----- Data listing -----

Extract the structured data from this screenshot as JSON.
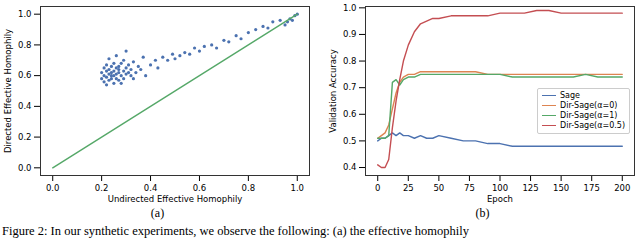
{
  "caption": "Figure 2: In our synthetic experiments, we observe the following: (a) the effective homophily",
  "chart_data": [
    {
      "type": "scatter",
      "title": "(a)",
      "x_label": "Undirected Effective Homophily",
      "y_label": "Directed Effective Homophily",
      "xlim": [
        -0.05,
        1.05
      ],
      "ylim": [
        -0.05,
        1.05
      ],
      "xticks": [
        {
          "value": 0,
          "label": "0.0"
        },
        0.2,
        0.4,
        0.6,
        0.8,
        {
          "value": 1,
          "label": "1.0"
        }
      ],
      "yticks": [
        {
          "value": 0,
          "label": "0.0"
        },
        0.2,
        0.4,
        0.6,
        0.8,
        {
          "value": 1,
          "label": "1.0"
        }
      ],
      "series": [
        {
          "type": "scatter",
          "color": "#4c72b0",
          "x": [
            0.2,
            0.2,
            0.21,
            0.21,
            0.21,
            0.22,
            0.22,
            0.22,
            0.22,
            0.23,
            0.23,
            0.23,
            0.23,
            0.24,
            0.24,
            0.24,
            0.24,
            0.25,
            0.25,
            0.25,
            0.25,
            0.26,
            0.26,
            0.26,
            0.26,
            0.27,
            0.27,
            0.27,
            0.27,
            0.28,
            0.28,
            0.28,
            0.29,
            0.29,
            0.29,
            0.3,
            0.3,
            0.3,
            0.31,
            0.31,
            0.32,
            0.32,
            0.33,
            0.33,
            0.34,
            0.35,
            0.36,
            0.37,
            0.38,
            0.4,
            0.42,
            0.43,
            0.45,
            0.47,
            0.49,
            0.5,
            0.52,
            0.54,
            0.56,
            0.58,
            0.6,
            0.62,
            0.65,
            0.67,
            0.7,
            0.72,
            0.75,
            0.77,
            0.8,
            0.83,
            0.86,
            0.88,
            0.9,
            0.93,
            0.95,
            0.96,
            0.97,
            0.98,
            0.99,
            1.0
          ],
          "values": [
            0.62,
            0.58,
            0.65,
            0.6,
            0.56,
            0.63,
            0.59,
            0.67,
            0.54,
            0.61,
            0.57,
            0.64,
            0.71,
            0.6,
            0.66,
            0.58,
            0.62,
            0.55,
            0.63,
            0.68,
            0.6,
            0.65,
            0.58,
            0.61,
            0.73,
            0.62,
            0.57,
            0.66,
            0.64,
            0.6,
            0.68,
            0.55,
            0.63,
            0.7,
            0.58,
            0.65,
            0.61,
            0.76,
            0.62,
            0.67,
            0.6,
            0.64,
            0.58,
            0.69,
            0.62,
            0.66,
            0.64,
            0.72,
            0.6,
            0.67,
            0.7,
            0.65,
            0.72,
            0.7,
            0.74,
            0.71,
            0.73,
            0.75,
            0.74,
            0.78,
            0.76,
            0.79,
            0.8,
            0.78,
            0.83,
            0.82,
            0.86,
            0.84,
            0.88,
            0.9,
            0.92,
            0.91,
            0.95,
            0.96,
            0.93,
            0.95,
            0.97,
            0.96,
            0.99,
            1.0
          ]
        },
        {
          "type": "line",
          "color": "#55a868",
          "x": [
            0,
            1
          ],
          "values": [
            0,
            1
          ]
        }
      ]
    },
    {
      "type": "line",
      "title": "(b)",
      "x_label": "Epoch",
      "y_label": "Validation Accuracy",
      "xlim": [
        -10,
        210
      ],
      "ylim": [
        0.37,
        1.005
      ],
      "xticks": [
        0,
        25,
        50,
        75,
        100,
        125,
        150,
        175,
        200
      ],
      "yticks": [
        0.4,
        0.5,
        0.6,
        0.7,
        0.8,
        0.9,
        {
          "value": 1,
          "label": "1.0"
        }
      ],
      "legend": "center right",
      "x": [
        0,
        3,
        6,
        9,
        12,
        15,
        18,
        21,
        25,
        30,
        35,
        40,
        45,
        50,
        60,
        70,
        80,
        90,
        100,
        110,
        120,
        130,
        140,
        150,
        160,
        170,
        180,
        190,
        200
      ],
      "series": [
        {
          "name": "Sage",
          "color": "#4c72b0",
          "values": [
            0.5,
            0.51,
            0.51,
            0.52,
            0.53,
            0.52,
            0.53,
            0.52,
            0.52,
            0.51,
            0.52,
            0.51,
            0.51,
            0.52,
            0.51,
            0.5,
            0.5,
            0.49,
            0.49,
            0.48,
            0.48,
            0.48,
            0.48,
            0.48,
            0.48,
            0.48,
            0.48,
            0.48,
            0.48
          ]
        },
        {
          "name": "Dir-Sage(α=0)",
          "color": "#dd8452",
          "values": [
            0.51,
            0.52,
            0.53,
            0.56,
            0.62,
            0.68,
            0.72,
            0.74,
            0.75,
            0.75,
            0.76,
            0.76,
            0.76,
            0.76,
            0.76,
            0.76,
            0.76,
            0.75,
            0.75,
            0.75,
            0.75,
            0.75,
            0.75,
            0.75,
            0.75,
            0.75,
            0.75,
            0.75,
            0.75
          ]
        },
        {
          "name": "Dir-Sage(α=1)",
          "color": "#55a868",
          "values": [
            0.51,
            0.51,
            0.51,
            0.52,
            0.72,
            0.73,
            0.71,
            0.73,
            0.74,
            0.74,
            0.75,
            0.75,
            0.75,
            0.75,
            0.75,
            0.75,
            0.75,
            0.75,
            0.75,
            0.74,
            0.74,
            0.74,
            0.74,
            0.74,
            0.74,
            0.75,
            0.74,
            0.74,
            0.74
          ]
        },
        {
          "name": "Dir-Sage(α=0.5)",
          "color": "#c44e52",
          "values": [
            0.41,
            0.4,
            0.4,
            0.43,
            0.55,
            0.65,
            0.73,
            0.8,
            0.86,
            0.91,
            0.94,
            0.95,
            0.96,
            0.96,
            0.97,
            0.97,
            0.97,
            0.97,
            0.98,
            0.98,
            0.98,
            0.99,
            0.99,
            0.98,
            0.98,
            0.98,
            0.98,
            0.98,
            0.98
          ]
        }
      ]
    }
  ]
}
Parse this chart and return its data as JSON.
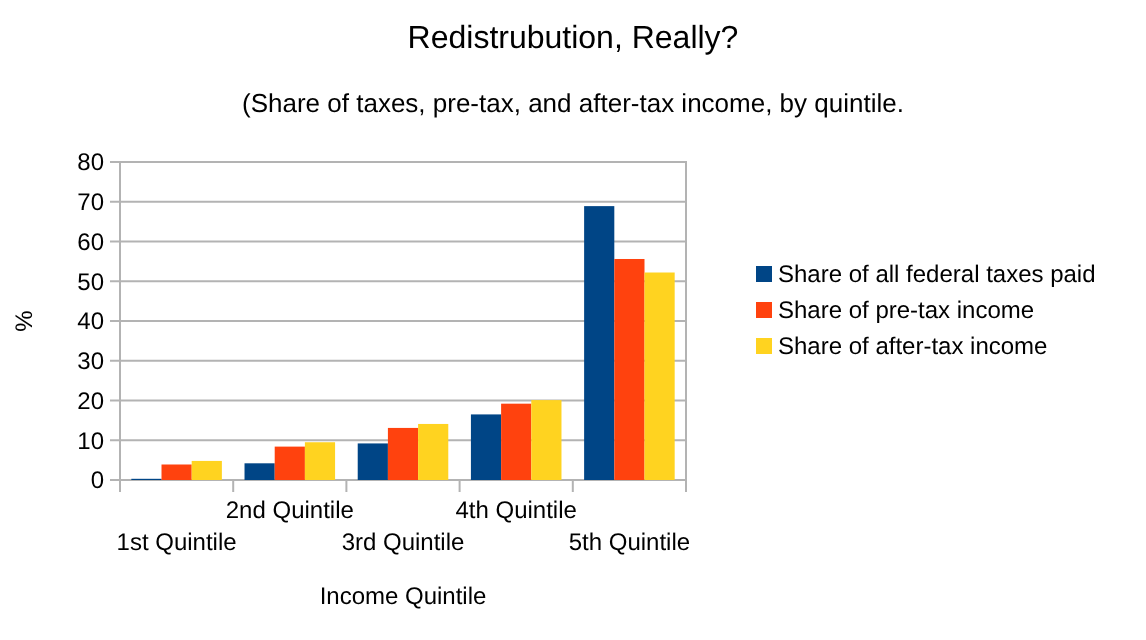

-----

* _Exercise objective_
Reproduce the listing above exactly, excluding all pictures.

* _Solution_
Extract the structured data from this screenshot as JSON.
{
  "caption": "Figure 2: In our synthetic experiments, we observe the following: (a) the effective homophily",
  "chart_data": [
    {
      "type": "scatter",
      "title": "(a)",
      "x_label": "Undirected Effective Homophily",
      "y_label": "Directed Effective Homophily",
      "xlim": [
        -0.05,
        1.05
      ],
      "ylim": [
        -0.05,
        1.05
      ],
      "xticks": [
        {
          "value": 0,
          "label": "0.0"
        },
        0.2,
        0.4,
        0.6,
        0.8,
        {
          "value": 1,
          "label": "1.0"
        }
      ],
      "yticks": [
        {
          "value": 0,
          "label": "0.0"
        },
        0.2,
        0.4,
        0.6,
        0.8,
        {
          "value": 1,
          "label": "1.0"
        }
      ],
      "series": [
        {
          "type": "scatter",
          "color": "#4c72b0",
          "x": [
            0.2,
            0.2,
            0.21,
            0.21,
            0.21,
            0.22,
            0.22,
            0.22,
            0.22,
            0.23,
            0.23,
            0.23,
            0.23,
            0.24,
            0.24,
            0.24,
            0.24,
            0.25,
            0.25,
            0.25,
            0.25,
            0.26,
            0.26,
            0.26,
            0.26,
            0.27,
            0.27,
            0.27,
            0.27,
            0.28,
            0.28,
            0.28,
            0.29,
            0.29,
            0.29,
            0.3,
            0.3,
            0.3,
            0.31,
            0.31,
            0.32,
            0.32,
            0.33,
            0.33,
            0.34,
            0.35,
            0.36,
            0.37,
            0.38,
            0.4,
            0.42,
            0.43,
            0.45,
            0.47,
            0.49,
            0.5,
            0.52,
            0.54,
            0.56,
            0.58,
            0.6,
            0.62,
            0.65,
            0.67,
            0.7,
            0.72,
            0.75,
            0.77,
            0.8,
            0.83,
            0.86,
            0.88,
            0.9,
            0.93,
            0.95,
            0.96,
            0.97,
            0.98,
            0.99,
            1.0
          ],
          "values": [
            0.62,
            0.58,
            0.65,
            0.6,
            0.56,
            0.63,
            0.59,
            0.67,
            0.54,
            0.61,
            0.57,
            0.64,
            0.71,
            0.6,
            0.66,
            0.58,
            0.62,
            0.55,
            0.63,
            0.68,
            0.6,
            0.65,
            0.58,
            0.61,
            0.73,
            0.62,
            0.57,
            0.66,
            0.64,
            0.6,
            0.68,
            0.55,
            0.63,
            0.7,
            0.58,
            0.65,
            0.61,
            0.76,
            0.62,
            0.67,
            0.6,
            0.64,
            0.58,
            0.69,
            0.62,
            0.66,
            0.64,
            0.72,
            0.6,
            0.67,
            0.7,
            0.65,
            0.72,
            0.7,
            0.74,
            0.71,
            0.73,
            0.75,
            0.74,
            0.78,
            0.76,
            0.79,
            0.8,
            0.78,
            0.83,
            0.82,
            0.86,
            0.84,
            0.88,
            0.9,
            0.92,
            0.91,
            0.95,
            0.96,
            0.93,
            0.95,
            0.97,
            0.96,
            0.99,
            1.0
          ]
        },
        {
          "type": "line",
          "color": "#55a868",
          "x": [
            0,
            1
          ],
          "values": [
            0,
            1
          ]
        }
      ]
    },
    {
      "type": "line",
      "title": "(b)",
      "x_label": "Epoch",
      "y_label": "Validation Accuracy",
      "xlim": [
        -10,
        210
      ],
      "ylim": [
        0.37,
        1.005
      ],
      "xticks": [
        0,
        25,
        50,
        75,
        100,
        125,
        150,
        175,
        200
      ],
      "yticks": [
        0.4,
        0.5,
        0.6,
        0.7,
        0.8,
        0.9,
        {
          "value": 1,
          "label": "1.0"
        }
      ],
      "legend": "center right",
      "x": [
        0,
        3,
        6,
        9,
        12,
        15,
        18,
        21,
        25,
        30,
        35,
        40,
        45,
        50,
        60,
        70,
        80,
        90,
        100,
        110,
        120,
        130,
        140,
        150,
        160,
        170,
        180,
        190,
        200
      ],
      "series": [
        {
          "name": "Sage",
          "color": "#4c72b0",
          "values": [
            0.5,
            0.51,
            0.51,
            0.52,
            0.53,
            0.52,
            0.53,
            0.52,
            0.52,
            0.51,
            0.52,
            0.51,
            0.51,
            0.52,
            0.51,
            0.5,
            0.5,
            0.49,
            0.49,
            0.48,
            0.48,
            0.48,
            0.48,
            0.48,
            0.48,
            0.48,
            0.48,
            0.48,
            0.48
          ]
        },
        {
          "name": "Dir-Sage(α=0)",
          "color": "#dd8452",
          "values": [
            0.51,
            0.52,
            0.53,
            0.56,
            0.62,
            0.68,
            0.72,
            0.74,
            0.75,
            0.75,
            0.76,
            0.76,
            0.76,
            0.76,
            0.76,
            0.76,
            0.76,
            0.75,
            0.75,
            0.75,
            0.75,
            0.75,
            0.75,
            0.75,
            0.75,
            0.75,
            0.75,
            0.75,
            0.75
          ]
        },
        {
          "name": "Dir-Sage(α=1)",
          "color": "#55a868",
          "values": [
            0.51,
            0.51,
            0.51,
            0.52,
            0.72,
            0.73,
            0.71,
            0.73,
            0.74,
            0.74,
            0.75,
            0.75,
            0.75,
            0.75,
            0.75,
            0.75,
            0.75,
            0.75,
            0.75,
            0.74,
            0.74,
            0.74,
            0.74,
            0.74,
            0.74,
            0.75,
            0.74,
            0.74,
            0.74
          ]
        },
        {
          "name": "Dir-Sage(α=0.5)",
          "color": "#c44e52",
          "values": [
            0.41,
            0.4,
            0.4,
            0.43,
            0.55,
            0.65,
            0.73,
            0.8,
            0.86,
            0.91,
            0.94,
            0.95,
            0.96,
            0.96,
            0.97,
            0.97,
            0.97,
            0.97,
            0.98,
            0.98,
            0.98,
            0.99,
            0.99,
            0.98,
            0.98,
            0.98,
            0.98,
            0.98,
            0.98
          ]
        }
      ]
    }
  ]
}
Parse this chart and return its data as JSON.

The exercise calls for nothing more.